What needs to be done
Identify all lines in the listing that include the word "nákladů", and copy them out.

Exercise materials
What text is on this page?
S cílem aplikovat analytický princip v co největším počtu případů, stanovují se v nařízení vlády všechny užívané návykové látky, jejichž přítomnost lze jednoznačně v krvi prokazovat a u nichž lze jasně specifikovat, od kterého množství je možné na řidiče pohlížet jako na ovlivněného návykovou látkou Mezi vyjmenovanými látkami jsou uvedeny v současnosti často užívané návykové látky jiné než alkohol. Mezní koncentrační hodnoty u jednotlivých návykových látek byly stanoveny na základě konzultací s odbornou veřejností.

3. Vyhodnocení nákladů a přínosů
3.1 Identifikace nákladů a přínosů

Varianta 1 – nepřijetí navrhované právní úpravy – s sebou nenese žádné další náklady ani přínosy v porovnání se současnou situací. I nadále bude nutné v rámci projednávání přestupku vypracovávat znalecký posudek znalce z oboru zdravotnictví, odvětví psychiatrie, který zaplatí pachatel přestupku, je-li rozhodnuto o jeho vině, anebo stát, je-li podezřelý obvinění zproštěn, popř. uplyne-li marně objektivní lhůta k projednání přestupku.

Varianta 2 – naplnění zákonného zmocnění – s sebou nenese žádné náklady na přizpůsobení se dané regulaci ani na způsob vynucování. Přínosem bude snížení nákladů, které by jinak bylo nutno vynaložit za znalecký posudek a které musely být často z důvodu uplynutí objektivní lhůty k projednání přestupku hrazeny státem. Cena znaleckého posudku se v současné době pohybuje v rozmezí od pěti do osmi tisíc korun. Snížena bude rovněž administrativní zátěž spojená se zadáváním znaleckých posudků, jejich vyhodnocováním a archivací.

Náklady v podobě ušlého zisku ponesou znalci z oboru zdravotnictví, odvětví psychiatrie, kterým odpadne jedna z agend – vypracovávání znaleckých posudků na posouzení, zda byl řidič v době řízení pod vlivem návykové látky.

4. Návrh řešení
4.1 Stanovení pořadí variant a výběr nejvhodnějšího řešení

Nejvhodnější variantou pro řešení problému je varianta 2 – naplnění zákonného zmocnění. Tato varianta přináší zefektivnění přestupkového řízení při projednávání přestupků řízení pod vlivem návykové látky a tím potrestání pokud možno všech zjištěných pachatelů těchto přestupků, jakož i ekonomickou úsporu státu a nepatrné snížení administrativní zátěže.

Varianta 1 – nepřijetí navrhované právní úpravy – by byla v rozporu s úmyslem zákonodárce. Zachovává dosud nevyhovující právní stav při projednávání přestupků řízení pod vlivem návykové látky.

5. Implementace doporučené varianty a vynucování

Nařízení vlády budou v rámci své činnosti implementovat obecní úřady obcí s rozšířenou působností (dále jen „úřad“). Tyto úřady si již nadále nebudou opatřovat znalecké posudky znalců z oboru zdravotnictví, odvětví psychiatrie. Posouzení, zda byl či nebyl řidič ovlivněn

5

Exercise response
3. Vyhodnocení nákladů a přínosů
3.1 Identifikace nákladů a přínosů
Varianta 2 – naplnění zákonného zmocnění – s sebou nenese žádné náklady na přizpůsobení se dané regulaci ani na způsob vynucování. Přínosem bude snížení nákladů, které by jinak bylo nutno vynaložit za znalecký posudek a které musely být často z důvodu uplynutí objektivní lhůty k projednání přestupku hrazeny státem. Cena znaleckého posudku se v současné době pohybuje v rozmezí od pěti do osmi tisíc korun. Snížena bude rovněž administrativní zátěž spojená se zadáváním znaleckých posudků, jejich vyhodnocováním a archivací.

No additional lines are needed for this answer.